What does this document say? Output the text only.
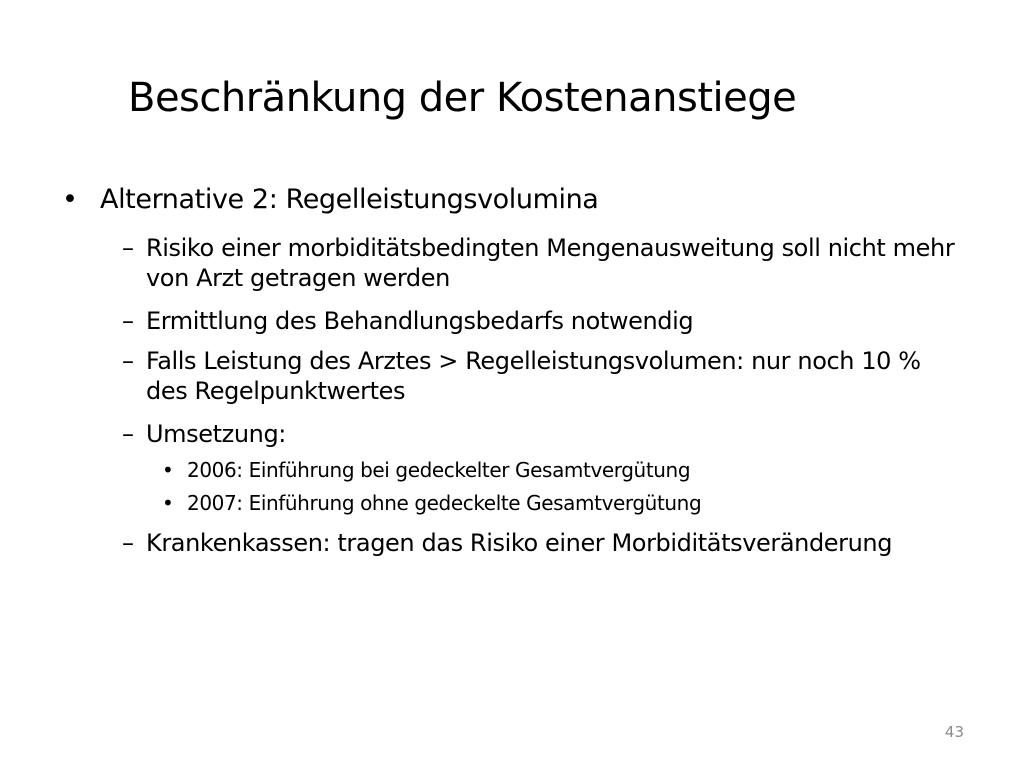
Beschränkung der Kostenanstiege
• Alternative 2: Regelleistungsvolumina
– Risiko einer morbiditätsbedingten Mengenausweitung soll nicht mehr von Arzt getragen werden
– Ermittlung des Behandlungsbedarfs notwendig
– Falls Leistung des Arztes > Regelleistungsvolumen: nur noch 10 % des Regelpunktwertes
– Umsetzung:
• 2006: Einführung bei gedeckelter Gesamtvergütung
• 2007: Einführung ohne gedeckelte Gesamtvergütung
– Krankenkassen: tragen das Risiko einer Morbiditätsveränderung
43
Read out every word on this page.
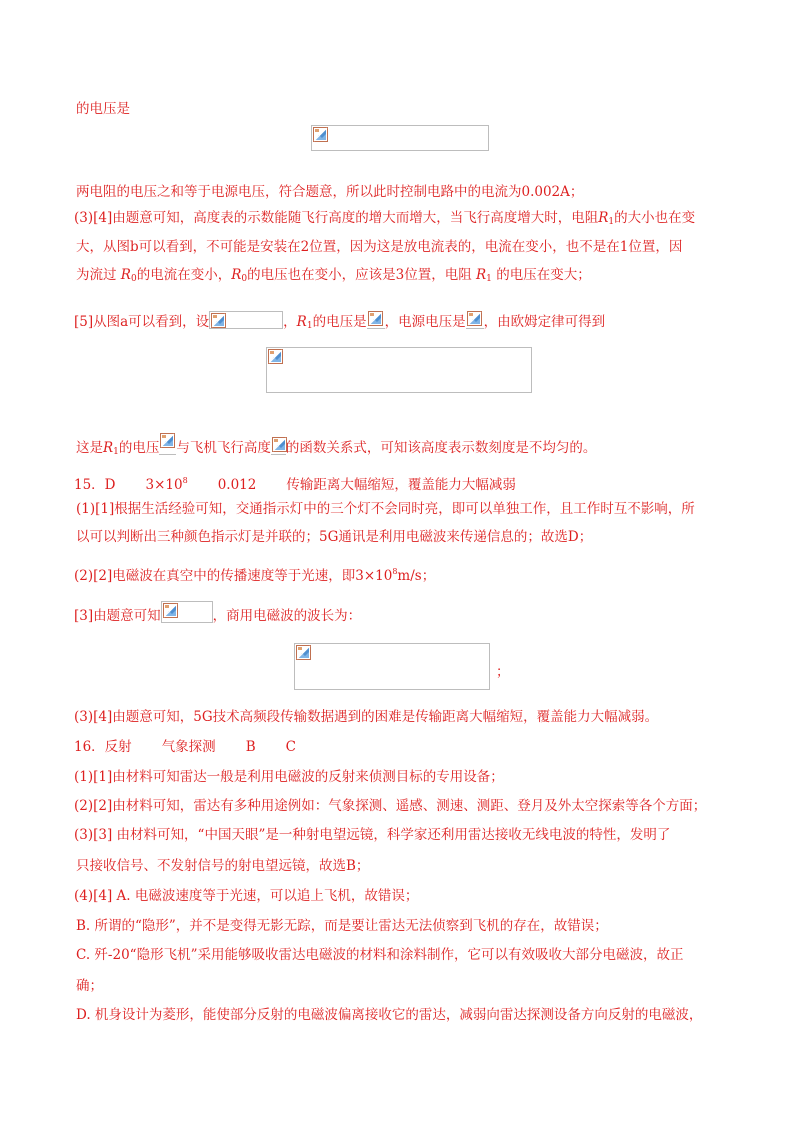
的电压是
两电阻的电压之和等于电源电压，符合题意，所以此时控制电路中的电流为0.002A；
(3)[4]由题意可知，高度表的示数能随飞行高度的增大而增大，当飞行高度增大时，电阻$R_1$的大小也在变
大，从图b可以看到，不可能是安装在2位置，因为这是放电流表的，电流在变小，也不是在1位置，因
为流过 $R_0$的电流在变小，$R_0$的电压也在变小，应该是3位置，电阻 $R_1$ 的电压在变大；
[5]从图a可以看到，设	，$R_1$的电压是 ，电源电压是 ，由欧姆定律可得到
这是$R_1$的电压 与飞机飞行高度 的函数关系式，可知该高度表示数刻度是不均匀的。
15．D $3\times 10^8$ 0.012 传输距离大幅缩短，覆盖能力大幅减弱
(1)[1]根据生活经验可知，交通指示灯中的三个灯不会同时亮，即可以单独工作，且工作时互不影响，所
以可以判断出三种颜色指示灯是并联的；5G通讯是利用电磁波来传递信息的；故选D；
(2)[2]电磁波在真空中的传播速度等于光速，即$3\times 10^8m/s$；
[3]由题意可知	，商用电磁波的波长为：
；
(3)[4]由题意可知，5G技术高频段传输数据遇到的困难是传输距离大幅缩短，覆盖能力大幅减弱。
16．反射 气象探测 B C
(1)[1]由材料可知雷达一般是利用电磁波的反射来侦测目标的专用设备；
(2)[2]由材料可知，雷达有多种用途例如：气象探测、遥感、测速、测距、登月及外太空探索等各个方面；
(3)[3] 由材料可知，“中国天眼”是一种射电望远镜，科学家还利用雷达接收无线电波的特性，发明了
只接收信号、不发射信号的射电望远镜，故选B；
(4)[4] A. 电磁波速度等于光速，可以追上飞机，故错误；
B. 所谓的“隐形”，并不是变得无影无踪，而是要让雷达无法侦察到飞机的存在，故错误；
C. 歼-20“隐形飞机”采用能够吸收雷达电磁波的材料和涂料制作，它可以有效吸收大部分电磁波，故正
确；
D. 机身设计为菱形，能使部分反射的电磁波偏离接收它的雷达，减弱向雷达探测设备方向反射的电磁波，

______

** What you will do **
Look over the material above and show each line where "由题意可知" appears.

** Result for this task **
(3)[4]由题意可知，高度表的示数能随飞行高度的增大而增大，当飞行高度增大时，电阻$R_1$的大小也在变
[3]由题意可知	，商用电磁波的波长为：
(3)[4]由题意可知，5G技术高频段传输数据遇到的困难是传输距离大幅缩短，覆盖能力大幅减弱。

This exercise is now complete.